**INSTRUCTIONS FOR THE TASK**. Repeat what the lines below say, word for word, and skip every image.

── RECORDS SUPPLIED

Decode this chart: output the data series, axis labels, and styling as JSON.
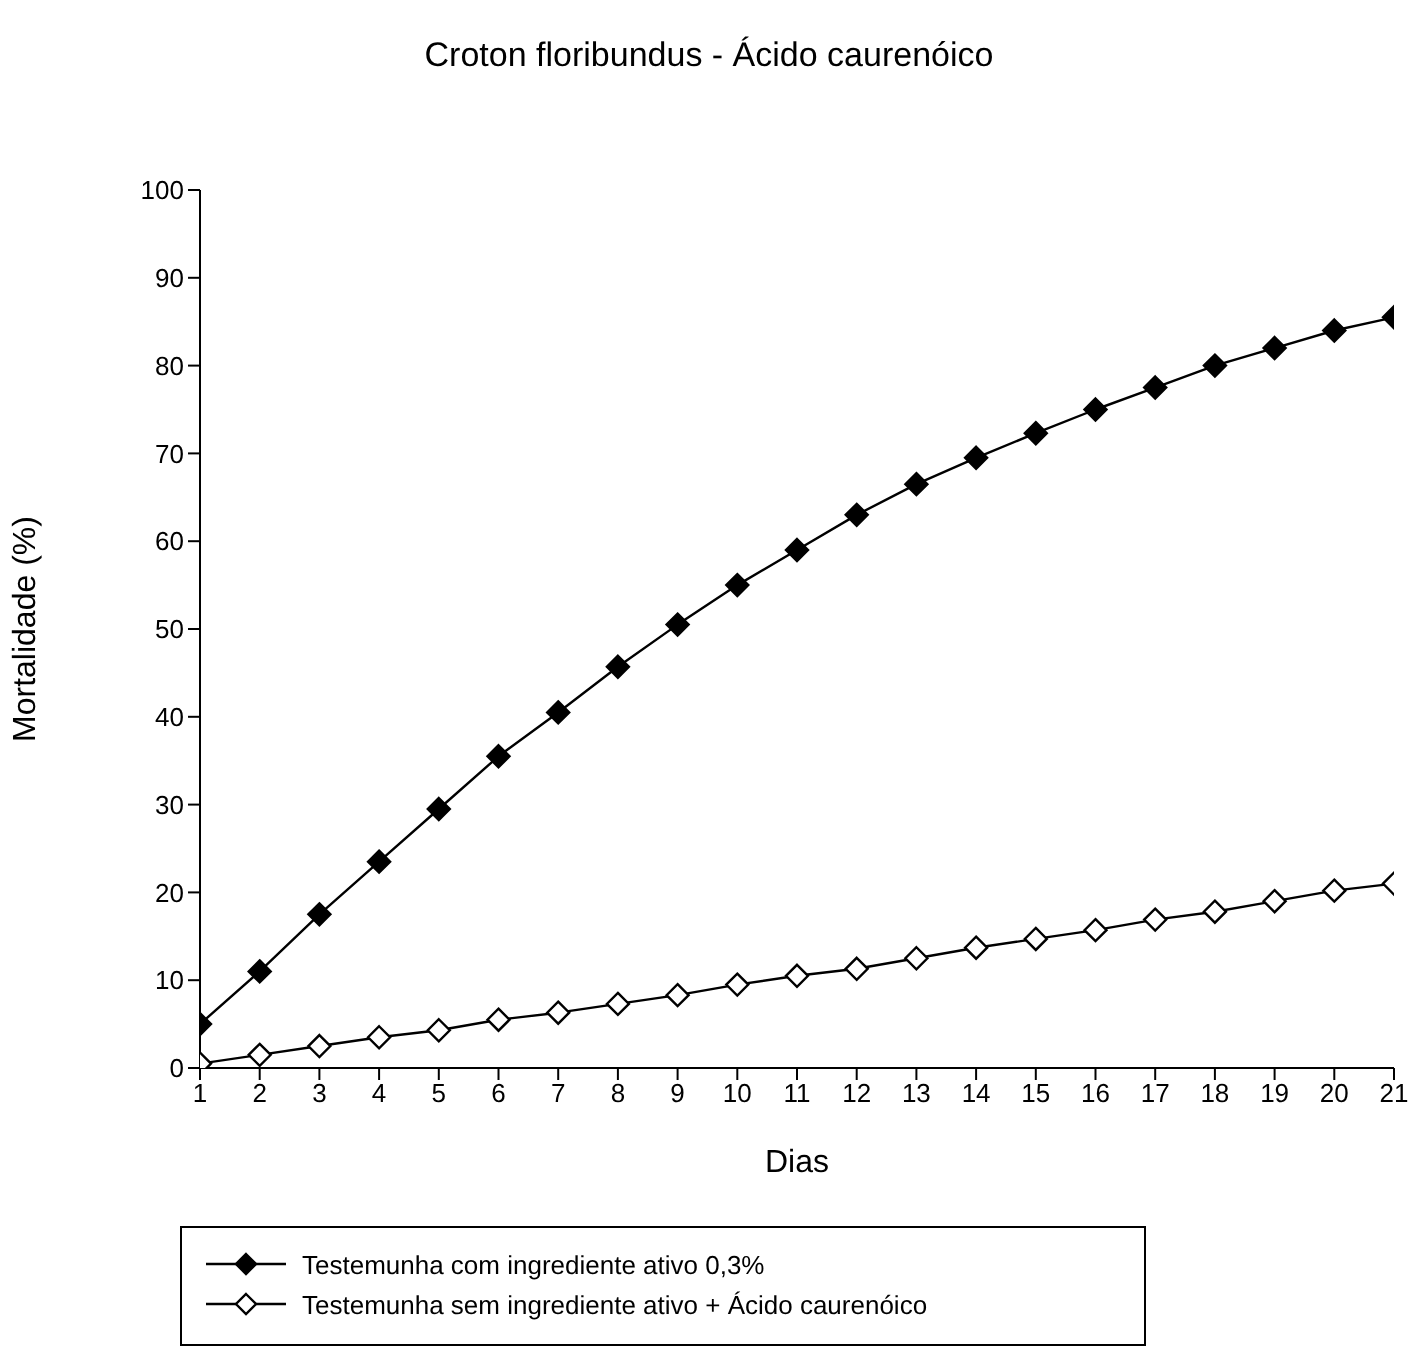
{
  "chart_data": {
    "type": "line",
    "title": "Croton floribundus - Ácido caurenóico",
    "xlabel": "Dias",
    "ylabel": "Mortalidade (%)",
    "x": [
      1,
      2,
      3,
      4,
      5,
      6,
      7,
      8,
      9,
      10,
      11,
      12,
      13,
      14,
      15,
      16,
      17,
      18,
      19,
      20,
      21
    ],
    "xlim": [
      1,
      21
    ],
    "xticks": [
      1,
      2,
      3,
      4,
      5,
      6,
      7,
      8,
      9,
      10,
      11,
      12,
      13,
      14,
      15,
      16,
      17,
      18,
      19,
      20,
      21
    ],
    "ylim": [
      0,
      100
    ],
    "yticks": [
      0,
      10,
      20,
      30,
      40,
      50,
      60,
      70,
      80,
      90,
      100
    ],
    "grid": false,
    "legend": "bottom",
    "marker": "diamond",
    "line_style": "solid",
    "series": [
      {
        "name": "Testemunha com ingrediente ativo 0,3%",
        "color": "#000000",
        "values": [
          5,
          11,
          17.5,
          23.5,
          29.5,
          35.5,
          40.5,
          45.7,
          50.5,
          55,
          59,
          63,
          66.5,
          69.5,
          72.3,
          75,
          77.5,
          80,
          82,
          84,
          85.5
        ]
      },
      {
        "name": "Testemunha sem ingrediente ativo + Ácido caurenóico",
        "color": "#000000",
        "values": [
          0.5,
          1.5,
          2.5,
          3.5,
          4.3,
          5.5,
          6.3,
          7.3,
          8.3,
          9.5,
          10.5,
          11.3,
          12.5,
          13.7,
          14.7,
          15.7,
          16.9,
          17.8,
          19,
          20.2,
          21
        ]
      }
    ]
  }
}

────

**TASK SOLUTION**.
Decode this chart: output the data series, axis labels, and styling as JSON.
{
  "chart_data": {
    "type": "line",
    "title": "Croton floribundus - Ácido caurenóico",
    "xlabel": "Dias",
    "ylabel": "Mortalidade (%)",
    "x": [
      1,
      2,
      3,
      4,
      5,
      6,
      7,
      8,
      9,
      10,
      11,
      12,
      13,
      14,
      15,
      16,
      17,
      18,
      19,
      20,
      21
    ],
    "xlim": [
      1,
      21
    ],
    "xticks": [
      1,
      2,
      3,
      4,
      5,
      6,
      7,
      8,
      9,
      10,
      11,
      12,
      13,
      14,
      15,
      16,
      17,
      18,
      19,
      20,
      21
    ],
    "ylim": [
      0,
      100
    ],
    "yticks": [
      0,
      10,
      20,
      30,
      40,
      50,
      60,
      70,
      80,
      90,
      100
    ],
    "grid": false,
    "legend": "bottom",
    "marker": "diamond",
    "line_style": "solid",
    "series": [
      {
        "name": "Testemunha com ingrediente ativo 0,3%",
        "color": "#000000",
        "values": [
          5,
          11,
          17.5,
          23.5,
          29.5,
          35.5,
          40.5,
          45.7,
          50.5,
          55,
          59,
          63,
          66.5,
          69.5,
          72.3,
          75,
          77.5,
          80,
          82,
          84,
          85.5
        ]
      },
      {
        "name": "Testemunha sem ingrediente ativo + Ácido caurenóico",
        "color": "#000000",
        "values": [
          0.5,
          1.5,
          2.5,
          3.5,
          4.3,
          5.5,
          6.3,
          7.3,
          8.3,
          9.5,
          10.5,
          11.3,
          12.5,
          13.7,
          14.7,
          15.7,
          16.9,
          17.8,
          19,
          20.2,
          21
        ]
      }
    ]
  }
}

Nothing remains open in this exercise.